- _What you have to do_: Can you rewrite every line of the items below as a Markdown table with the columns Row and Line, numbering the rows and skipping blank lines? Leave the pictures out of the answer.

+---+

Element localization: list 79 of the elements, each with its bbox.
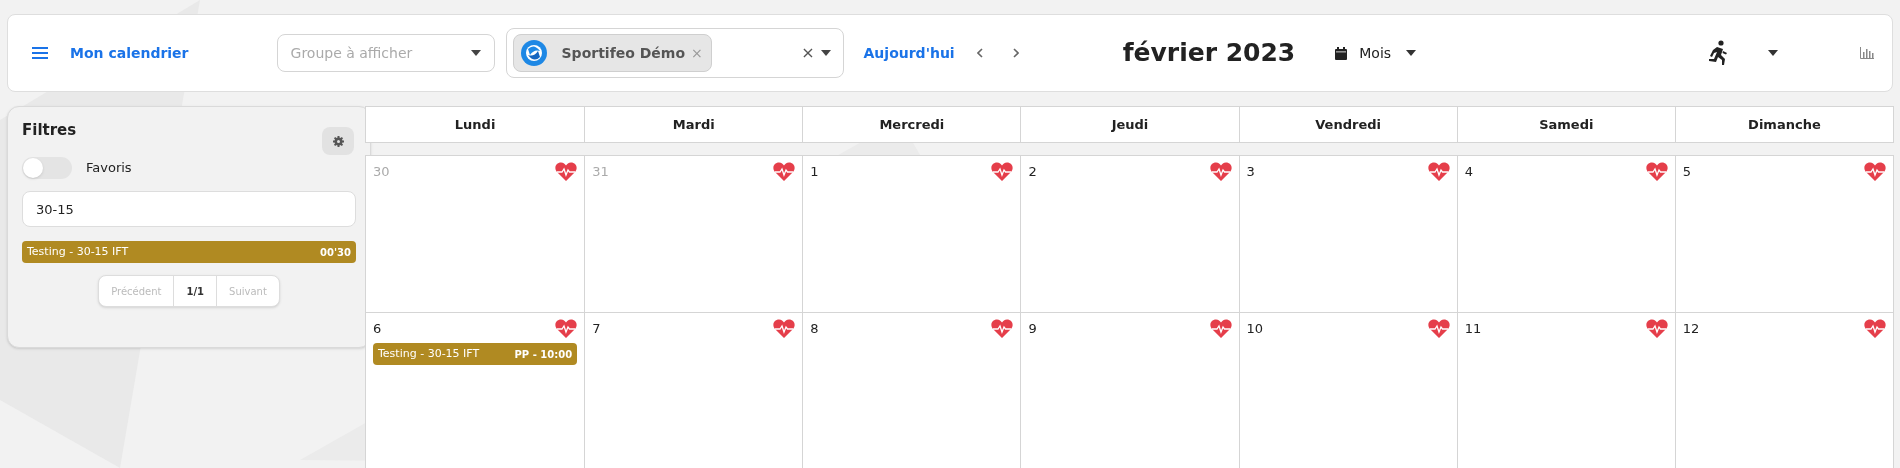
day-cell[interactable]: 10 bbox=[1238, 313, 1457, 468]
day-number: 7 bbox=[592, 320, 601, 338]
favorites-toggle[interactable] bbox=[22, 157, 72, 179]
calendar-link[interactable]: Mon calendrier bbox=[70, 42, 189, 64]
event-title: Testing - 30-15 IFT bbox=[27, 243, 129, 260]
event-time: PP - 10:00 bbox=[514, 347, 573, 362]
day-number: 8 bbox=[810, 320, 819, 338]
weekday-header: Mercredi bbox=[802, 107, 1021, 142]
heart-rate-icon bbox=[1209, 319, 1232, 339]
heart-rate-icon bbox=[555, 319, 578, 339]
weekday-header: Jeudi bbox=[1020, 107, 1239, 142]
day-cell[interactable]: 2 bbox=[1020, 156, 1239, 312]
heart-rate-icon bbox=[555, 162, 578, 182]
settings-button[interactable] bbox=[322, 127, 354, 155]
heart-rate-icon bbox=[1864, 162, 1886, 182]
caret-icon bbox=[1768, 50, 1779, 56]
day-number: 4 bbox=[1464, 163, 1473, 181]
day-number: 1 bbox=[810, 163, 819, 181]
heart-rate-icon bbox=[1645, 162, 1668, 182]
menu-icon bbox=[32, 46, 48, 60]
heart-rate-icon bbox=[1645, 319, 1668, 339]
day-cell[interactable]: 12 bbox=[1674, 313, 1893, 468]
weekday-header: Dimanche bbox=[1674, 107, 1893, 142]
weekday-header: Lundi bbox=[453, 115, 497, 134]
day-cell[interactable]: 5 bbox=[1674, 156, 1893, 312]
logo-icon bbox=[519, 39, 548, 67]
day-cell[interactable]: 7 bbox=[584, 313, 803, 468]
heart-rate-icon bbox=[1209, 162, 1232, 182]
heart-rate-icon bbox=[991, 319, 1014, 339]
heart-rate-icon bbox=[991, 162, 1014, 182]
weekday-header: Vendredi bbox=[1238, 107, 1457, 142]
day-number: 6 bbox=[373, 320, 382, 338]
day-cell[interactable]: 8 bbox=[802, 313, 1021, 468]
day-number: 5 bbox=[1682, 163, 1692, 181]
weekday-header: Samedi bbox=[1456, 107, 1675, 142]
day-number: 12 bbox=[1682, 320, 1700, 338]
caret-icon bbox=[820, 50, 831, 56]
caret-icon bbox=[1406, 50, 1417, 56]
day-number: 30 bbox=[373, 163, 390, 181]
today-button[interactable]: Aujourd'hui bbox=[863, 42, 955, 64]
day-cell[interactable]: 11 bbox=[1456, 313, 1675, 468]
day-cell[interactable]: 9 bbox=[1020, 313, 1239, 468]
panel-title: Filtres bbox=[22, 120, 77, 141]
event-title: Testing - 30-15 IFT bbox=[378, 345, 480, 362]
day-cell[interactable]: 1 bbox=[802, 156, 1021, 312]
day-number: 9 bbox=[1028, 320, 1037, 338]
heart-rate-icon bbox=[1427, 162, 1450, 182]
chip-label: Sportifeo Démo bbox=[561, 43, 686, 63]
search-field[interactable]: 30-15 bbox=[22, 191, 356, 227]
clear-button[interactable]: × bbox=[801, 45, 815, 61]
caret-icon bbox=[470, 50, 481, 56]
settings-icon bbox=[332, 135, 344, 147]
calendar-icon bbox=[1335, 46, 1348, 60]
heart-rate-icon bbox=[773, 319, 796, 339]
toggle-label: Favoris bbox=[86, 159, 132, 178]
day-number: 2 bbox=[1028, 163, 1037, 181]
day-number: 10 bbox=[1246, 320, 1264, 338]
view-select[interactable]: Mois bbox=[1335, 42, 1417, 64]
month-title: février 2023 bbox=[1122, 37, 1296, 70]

+---+

- _Written solution_:
| Row | Line |
|---|---|
| 1 | Element localization: list 79 of the elements, each with its bbox. |
| 2 | day-cell[interactable]: 10 bbox=[1238, 313, 1457, 468] |
| 3 | day-number: 7 bbox=[592, 320, 601, 338] |
| 4 | favorites-toggle[interactable] bbox=[22, 157, 72, 179] |
| 5 | calendar-link[interactable]: Mon calendrier bbox=[70, 42, 189, 64] |
| 6 | event-title: Testing - 30-15 IFT bbox=[27, 243, 129, 260] |
| 7 | event-time: PP - 10:00 bbox=[514, 347, 573, 362] |
| 8 | day-number: 8 bbox=[810, 320, 819, 338] |
| 9 | weekday-header: Mercredi bbox=[802, 107, 1021, 142] |
| 10 | heart-rate-icon bbox=[1209, 319, 1232, 339] |
| 11 | heart-rate-icon bbox=[555, 319, 578, 339] |
| 12 | weekday-header: Jeudi bbox=[1020, 107, 1239, 142] |
| 13 | day-cell[interactable]: 2 bbox=[1020, 156, 1239, 312] |
| 14 | heart-rate-icon bbox=[555, 162, 578, 182] |
| 15 | settings-button[interactable] bbox=[322, 127, 354, 155] |
| 16 | heart-rate-icon bbox=[1864, 162, 1886, 182] |
| 17 | caret-icon bbox=[1768, 50, 1779, 56] |
| 18 | day-number: 4 bbox=[1464, 163, 1473, 181] |
| 19 | day-number: 1 bbox=[810, 163, 819, 181] |
| 20 | heart-rate-icon bbox=[1645, 162, 1668, 182] |
| 21 | menu-icon bbox=[32, 46, 48, 60] |
| 22 | heart-rate-icon bbox=[1645, 319, 1668, 339] |
| 23 | day-cell[interactable]: 12 bbox=[1674, 313, 1893, 468] |
| 24 | weekday-header: Dimanche bbox=[1674, 107, 1893, 142] |
| 25 | weekday-header: Lundi bbox=[453, 115, 497, 134] |
| 26 | day-cell[interactable]: 5 bbox=[1674, 156, 1893, 312] |
| 27 | logo-icon bbox=[519, 39, 548, 67] |
| 28 | day-cell[interactable]: 7 bbox=[584, 313, 803, 468] |
| 29 | heart-rate-icon bbox=[1209, 162, 1232, 182] |
| 30 | heart-rate-icon bbox=[991, 319, 1014, 339] |
| 31 | heart-rate-icon bbox=[991, 162, 1014, 182] |
| 32 | weekday-header: Vendredi bbox=[1238, 107, 1457, 142] |
| 33 | day-number: 6 bbox=[373, 320, 382, 338] |
| 34 | day-cell[interactable]: 8 bbox=[802, 313, 1021, 468] |
| 35 | day-number: 5 bbox=[1682, 163, 1692, 181] |
| 36 | weekday-header: Samedi bbox=[1456, 107, 1675, 142] |
| 37 | day-number: 12 bbox=[1682, 320, 1700, 338] |
| 38 | caret-icon bbox=[820, 50, 831, 56] |
| 39 | caret-icon bbox=[1406, 50, 1417, 56] |
| 40 | day-number: 30 bbox=[373, 163, 390, 181] |
| 41 | today-button[interactable]: Aujourd'hui bbox=[863, 42, 955, 64] |
| 42 | day-cell[interactable]: 11 bbox=[1456, 313, 1675, 468] |
| 43 | day-cell[interactable]: 9 bbox=[1020, 313, 1239, 468] |
| 44 | panel-title: Filtres bbox=[22, 120, 77, 141] |
| 45 | event-title: Testing - 30-15 IFT bbox=[378, 345, 480, 362] |
| 46 | day-cell[interactable]: 1 bbox=[802, 156, 1021, 312] |
| 47 | day-number: 9 bbox=[1028, 320, 1037, 338] |
| 48 | heart-rate-icon bbox=[1427, 162, 1450, 182] |
| 49 | chip-label: Sportifeo Démo bbox=[561, 43, 686, 63] |
| 50 | search-field[interactable]: 30-15 bbox=[22, 191, 356, 227] |
| 51 | clear-button[interactable]: × bbox=[801, 45, 815, 61] |
| 52 | caret-icon bbox=[470, 50, 481, 56] |
| 53 | settings-icon bbox=[332, 135, 344, 147] |
| 54 | calendar-icon bbox=[1335, 46, 1348, 60] |
| 55 | heart-rate-icon bbox=[773, 319, 796, 339] |
| 56 | toggle-label: Favoris bbox=[86, 159, 132, 178] |
| 57 | day-number: 2 bbox=[1028, 163, 1037, 181] |
| 58 | day-number: 10 bbox=[1246, 320, 1264, 338] |
| 59 | view-select[interactable]: Mois bbox=[1335, 42, 1417, 64] |
| 60 | month-title: février 2023 bbox=[1122, 37, 1296, 70] |